AIM OF THE TASK:
Below is a listing. Gather each line of it that contains "фільму".

INPUT MATERIAL:
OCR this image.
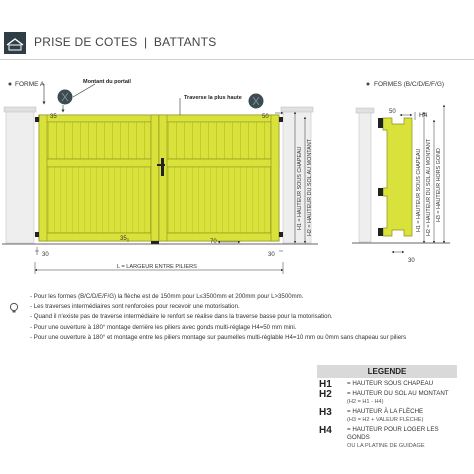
PRISE DE COTES | BATTANTS
FORME A	Montant du portail
Traverse la plus haute
35	50
H1 = HAUTEUR SOUS CHAPEAU H2 = HAUTEUR DU SOL AU MONTANT
35	70
30	30
L = LARGEUR ENTRE PILIERS
FORMES (B/C/D/E/F/G)
50	H4
H1 = HAUTEUR SOUS CHAPEAU H2 = HAUTEUR DU SOL AU MONTANT H3 = HAUTEUR HORS GOND
30
- Pour les formes (B/C/D/E/F/G) la flèche est de 150mm pour L≤3500mm et 200mm pour L>3500mm.
- Les traverses intermédiaires sont renforcées pour recevoir une motorisation.
- Quand il n'existe pas de traverse intermédiaire le renfort se réalise dans la traverse basse pour la motorisation.
- Pour une ouverture à 180° montage derrière les piliers avec gonds multi-réglage H4=50 mm mini.
- Pour une ouverture à 180° et montage entre les piliers montage sur paumelles multi-réglable H4=10 mm ou 0mm sans chapeau sur piliers
LEGENDE
H1 = HAUTEUR SOUS CHAPEAU
H2 = HAUTEUR DU SOL AU MONTANT
(H2 = H1 - H4)
H3 = HAUTEUR À LA FLÈCHE
(H3 = H2 + VALEUR FLÈCHE)
H4 = HAUTEUR POUR LOGER LES GONDS
OU LA PLATINE DE GUIDAGE
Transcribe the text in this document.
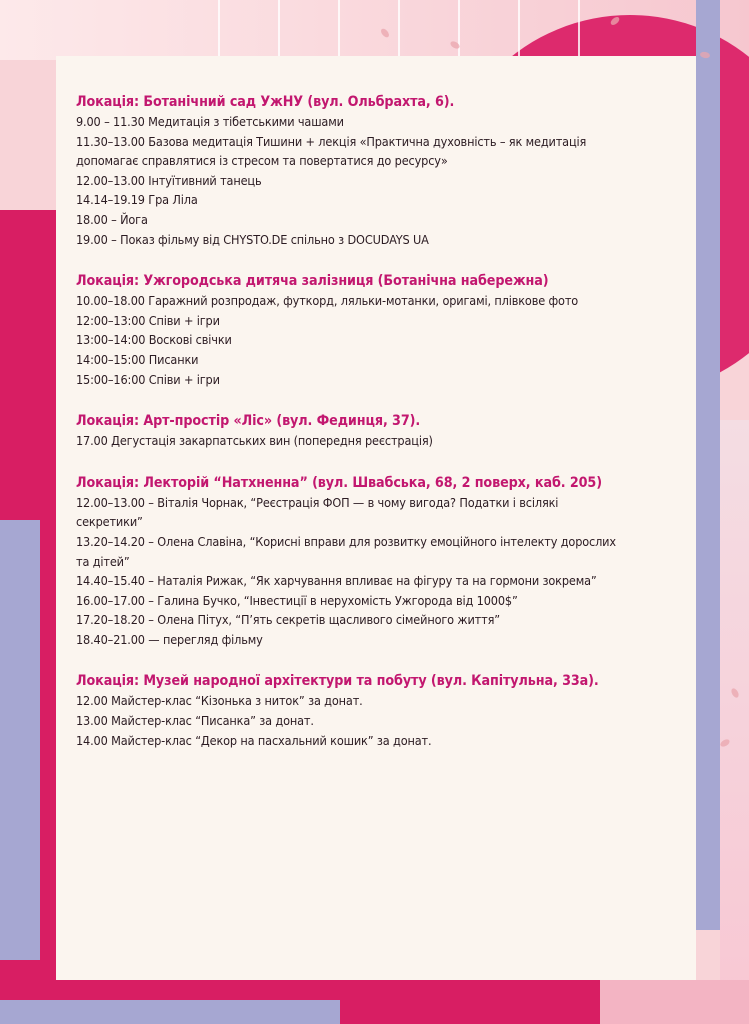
Локація: Ботанічний сад УжНУ (вул. Ольбрахта, 6).
9.00 – 11.30 Медитація з тібетськими чашами
11.30–13.00 Базова медитація Тишини + лекція «Практична духовність – як медитація
допомагає справлятися із стресом та повертатися до ресурсу»
12.00–13.00 Інтуїтивний танець
14.14–19.19 Гра Ліла
18.00 – Йога
19.00 – Показ фільму від CHYSTO.DE спільно з DOCUDAYS UA
Локація: Ужгородська дитяча залізниця (Ботанічна набережна)
10.00–18.00 Гаражний розпродаж, футкорд, ляльки-мотанки, оригамі, плівкове фото
12:00–13:00 Співи + ігри
13:00–14:00 Воскові свічки
14:00–15:00 Писанки
15:00–16:00 Співи + ігри
Локація: Арт-простір «Ліс» (вул. Фединця, 37).
17.00 Дегустація закарпатських вин (попередня реєстрація)
Локація: Лекторій “Натхненна” (вул. Швабська, 68, 2 поверх, каб. 205)
12.00–13.00 – Віталія Чорнак, “Реєстрація ФОП — в чому вигода? Податки і всілякі
секретики”
13.20–14.20 – Олена Славіна, “Корисні вправи для розвитку емоційного інтелекту дорослих
та дітей”
14.40–15.40 – Наталія Рижак, “Як харчування впливає на фігуру та на гормони зокрема”
16.00–17.00 – Галина Бучко, “Інвестиції в нерухомість Ужгорода від 1000$”
17.20–18.20 – Олена Пітух, “П’ять секретів щасливого сімейного життя”
18.40–21.00 — перегляд фільму
Локація: Музей народної архітектури та побуту (вул. Капітульна, 33а).
12.00 Майстер-клас “Кізонька з ниток” за донат.
13.00 Майстер-клас “Писанка” за донат.
14.00 Майстер-клас “Декор на пасхальний кошик” за донат.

COMPLETED EXERCISE:
19.00 – Показ фільму від CHYSTO.DE спільно з DOCUDAYS UA
18.40–21.00 — перегляд фільму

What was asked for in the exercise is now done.